To do: All of the data should be output character for character, except the pictures.

[Collection entries]
□ □ □ □
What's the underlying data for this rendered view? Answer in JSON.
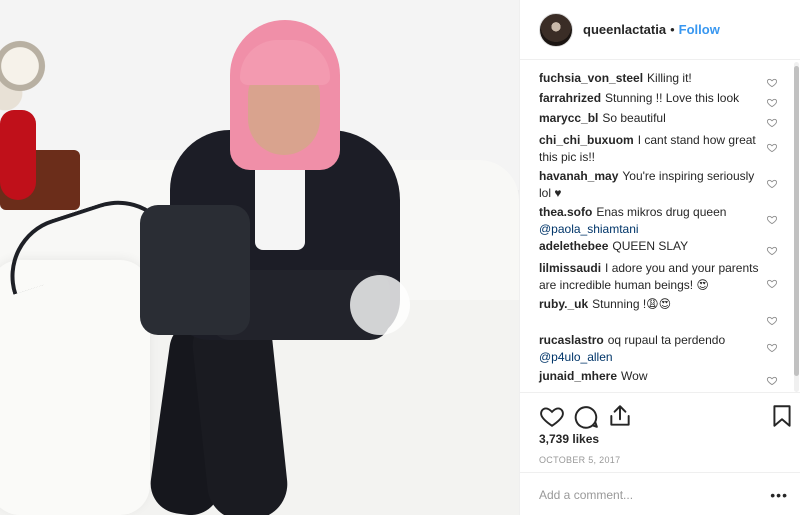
{
  "header": {
    "username": "queenlactatia",
    "separator": "•",
    "follow_label": "Follow"
  },
  "comments": [
    {
      "user": "fuchsia_von_steel",
      "text": "Killing it!"
    },
    {
      "user": "farrahrized",
      "text": "Stunning !! Love this look"
    },
    {
      "user": "marycc_bl",
      "text": "So beautiful"
    },
    {
      "user": "chi_chi_buxuom",
      "text": "I cant stand how great this pic is!!"
    },
    {
      "user": "havanah_may",
      "text": "You're inspiring seriously lol ♥"
    },
    {
      "user": "thea.sofo",
      "text": "Enas mikros drug queen",
      "mention": "@paola_shiamtani"
    },
    {
      "user": "adelethebee",
      "text": "QUEEN SLAY"
    },
    {
      "user": "lilmissaudi",
      "text": "I adore you and your parents are incredible human beings! 😍"
    },
    {
      "user": "ruby._uk",
      "text": "Stunning !😩😍"
    },
    {
      "user": "rucaslastro",
      "text": "oq rupaul ta perdendo",
      "mention": "@p4ulo_allen"
    },
    {
      "user": "junaid_mhere",
      "text": "Wow"
    }
  ],
  "actions": {
    "likes": "3,739 likes",
    "date": "OCTOBER 5, 2017"
  },
  "add_comment": {
    "placeholder": "Add a comment...",
    "more": "•••"
  },
  "icons": {
    "like": "heart-icon",
    "comment": "comment-icon",
    "share": "share-icon",
    "save": "bookmark-icon",
    "comment_like": "heart-outline-icon"
  },
  "colors": {
    "link": "#3897f0",
    "mention": "#003569",
    "text": "#262626",
    "muted": "#999999"
  }
}
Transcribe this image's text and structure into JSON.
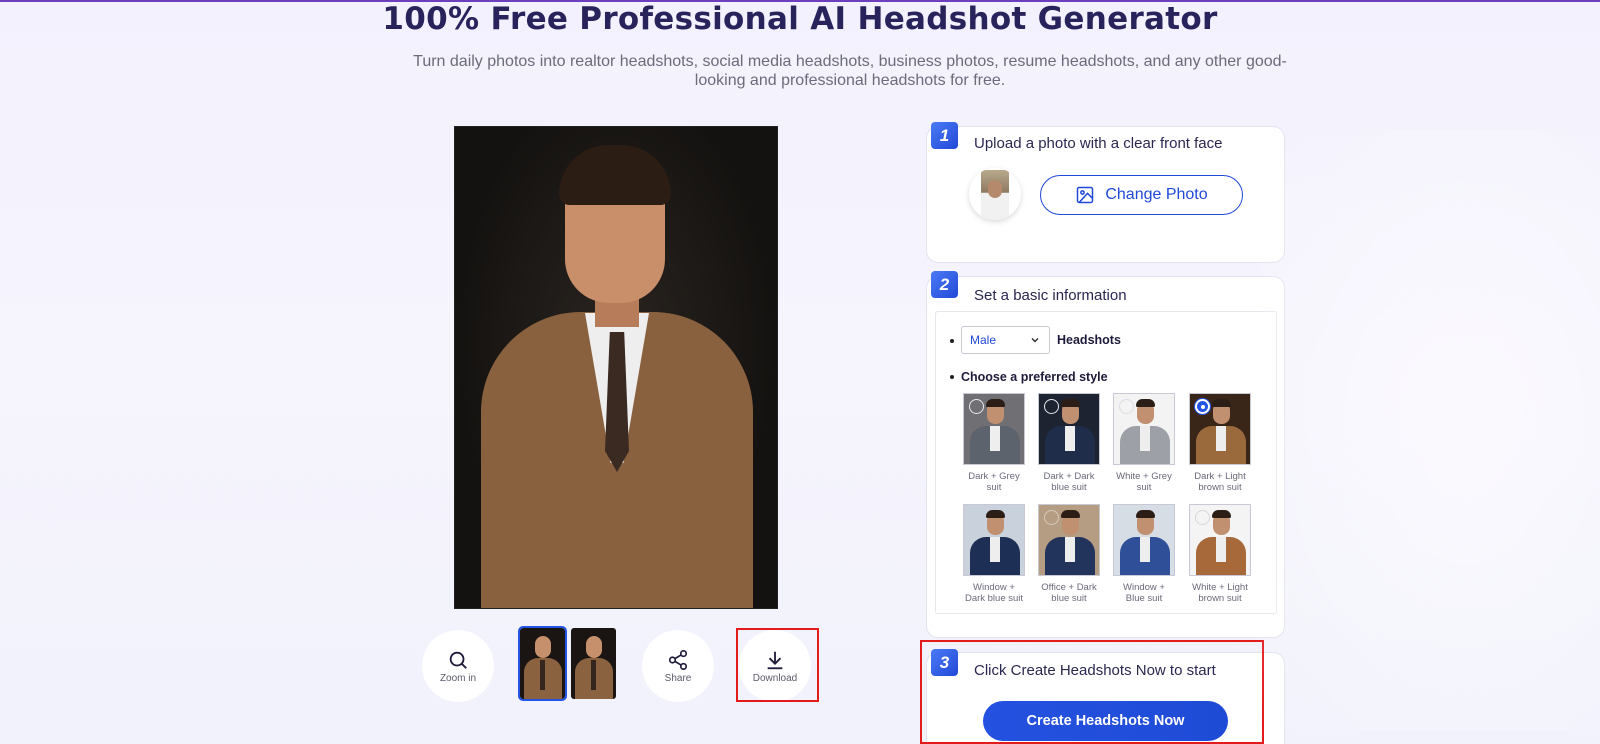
□ □ □ □
Full output:
What's the underlying data for this rendered view? Answer in JSON.
{
  "header": {
    "username": "queenlactatia",
    "separator": "•",
    "follow_label": "Follow"
  },
  "comments": [
    {
      "user": "fuchsia_von_steel",
      "text": "Killing it!"
    },
    {
      "user": "farrahrized",
      "text": "Stunning !! Love this look"
    },
    {
      "user": "marycc_bl",
      "text": "So beautiful"
    },
    {
      "user": "chi_chi_buxuom",
      "text": "I cant stand how great this pic is!!"
    },
    {
      "user": "havanah_may",
      "text": "You're inspiring seriously lol ♥"
    },
    {
      "user": "thea.sofo",
      "text": "Enas mikros drug queen",
      "mention": "@paola_shiamtani"
    },
    {
      "user": "adelethebee",
      "text": "QUEEN SLAY"
    },
    {
      "user": "lilmissaudi",
      "text": "I adore you and your parents are incredible human beings! 😍"
    },
    {
      "user": "ruby._uk",
      "text": "Stunning !😩😍"
    },
    {
      "user": "rucaslastro",
      "text": "oq rupaul ta perdendo",
      "mention": "@p4ulo_allen"
    },
    {
      "user": "junaid_mhere",
      "text": "Wow"
    }
  ],
  "actions": {
    "likes": "3,739 likes",
    "date": "OCTOBER 5, 2017"
  },
  "add_comment": {
    "placeholder": "Add a comment...",
    "more": "•••"
  },
  "icons": {
    "like": "heart-icon",
    "comment": "comment-icon",
    "share": "share-icon",
    "save": "bookmark-icon",
    "comment_like": "heart-outline-icon"
  },
  "colors": {
    "link": "#3897f0",
    "mention": "#003569",
    "text": "#262626",
    "muted": "#999999"
  }
}
Transcribe this image's text and structure into JSON.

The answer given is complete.